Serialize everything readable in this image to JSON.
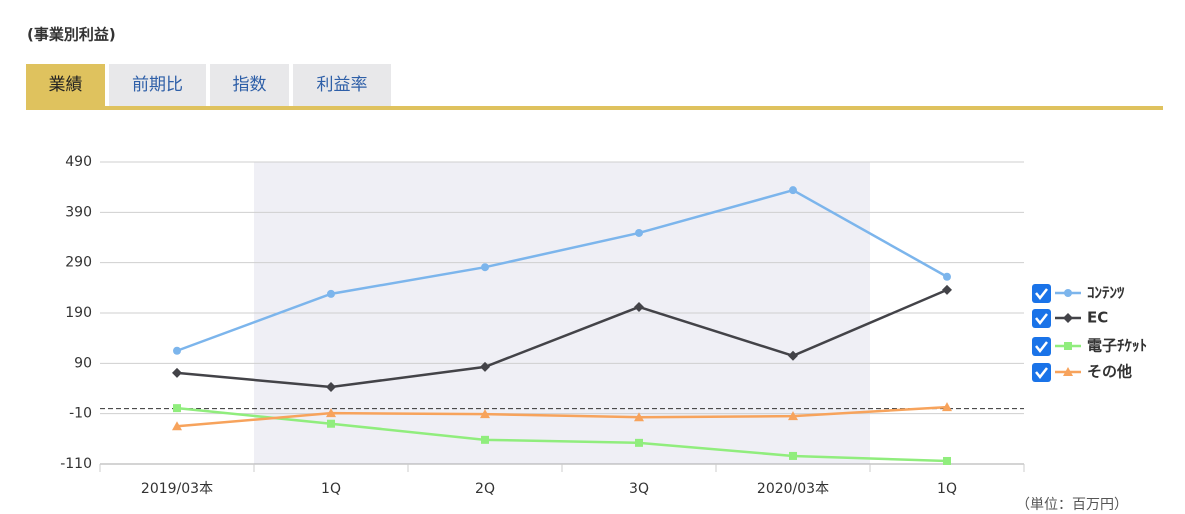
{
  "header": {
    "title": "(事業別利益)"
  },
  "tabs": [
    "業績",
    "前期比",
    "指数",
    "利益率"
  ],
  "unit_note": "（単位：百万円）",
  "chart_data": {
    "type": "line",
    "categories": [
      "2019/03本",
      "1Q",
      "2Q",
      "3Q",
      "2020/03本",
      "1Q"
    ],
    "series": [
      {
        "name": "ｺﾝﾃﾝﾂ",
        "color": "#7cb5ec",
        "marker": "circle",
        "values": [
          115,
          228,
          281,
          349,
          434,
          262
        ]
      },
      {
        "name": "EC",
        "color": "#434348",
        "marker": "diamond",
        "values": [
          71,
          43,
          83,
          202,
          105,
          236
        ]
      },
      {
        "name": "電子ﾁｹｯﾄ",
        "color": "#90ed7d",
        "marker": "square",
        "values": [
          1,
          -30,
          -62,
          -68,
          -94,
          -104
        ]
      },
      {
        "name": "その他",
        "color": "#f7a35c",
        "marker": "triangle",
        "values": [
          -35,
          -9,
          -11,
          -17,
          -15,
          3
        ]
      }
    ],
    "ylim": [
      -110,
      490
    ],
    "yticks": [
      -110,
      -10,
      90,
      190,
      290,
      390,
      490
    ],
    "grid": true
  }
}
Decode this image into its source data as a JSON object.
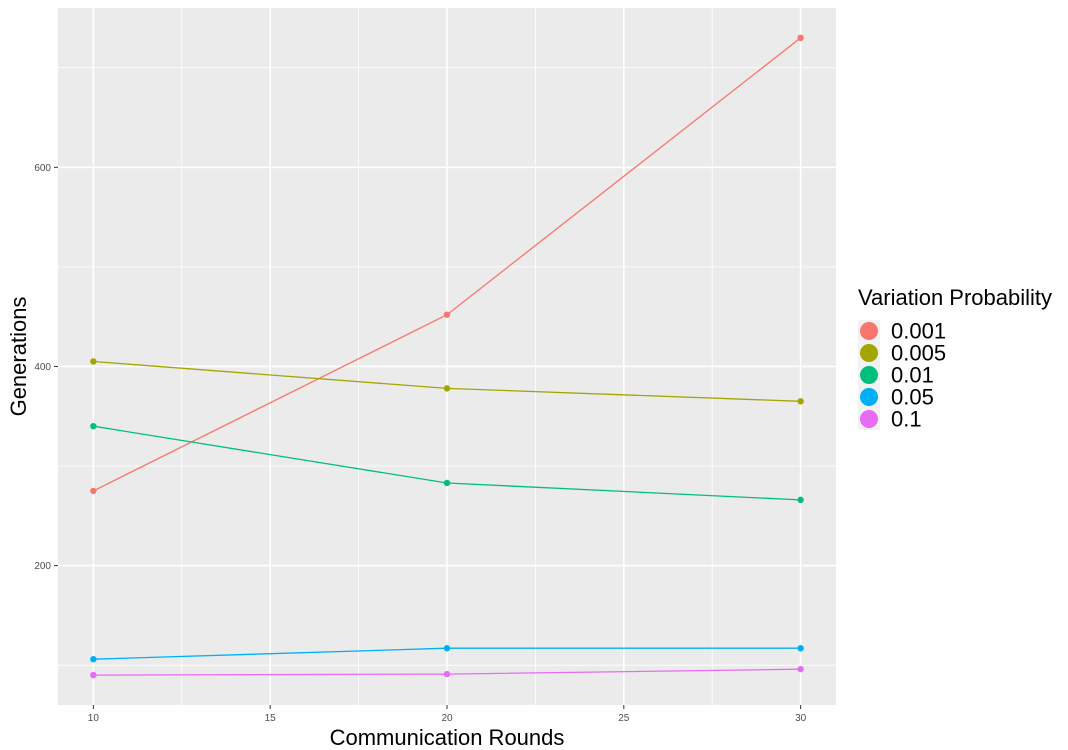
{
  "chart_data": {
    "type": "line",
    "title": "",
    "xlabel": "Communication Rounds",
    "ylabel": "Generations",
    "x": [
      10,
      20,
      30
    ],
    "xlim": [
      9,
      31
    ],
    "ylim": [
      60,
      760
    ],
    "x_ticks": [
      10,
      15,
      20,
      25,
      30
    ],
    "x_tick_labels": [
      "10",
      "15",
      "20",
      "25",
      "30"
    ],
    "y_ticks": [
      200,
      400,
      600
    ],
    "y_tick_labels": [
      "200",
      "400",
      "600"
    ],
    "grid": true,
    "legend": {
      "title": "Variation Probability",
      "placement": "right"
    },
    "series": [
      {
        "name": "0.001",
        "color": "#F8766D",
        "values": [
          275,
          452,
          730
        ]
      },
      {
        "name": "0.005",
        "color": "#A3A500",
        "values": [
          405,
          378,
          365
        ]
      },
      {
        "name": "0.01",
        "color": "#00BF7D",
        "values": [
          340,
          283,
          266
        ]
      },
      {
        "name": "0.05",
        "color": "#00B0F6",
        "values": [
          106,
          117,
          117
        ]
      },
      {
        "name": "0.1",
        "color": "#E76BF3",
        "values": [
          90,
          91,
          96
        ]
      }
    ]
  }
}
---
**INSTRUCTIONS FOR THE TASK:** Copy out the lines in which the string "image" appears.

**TASK RESPONSE:**
Serialize everything readable in this image to JSON.
Decode this image into its source data as a JSON object.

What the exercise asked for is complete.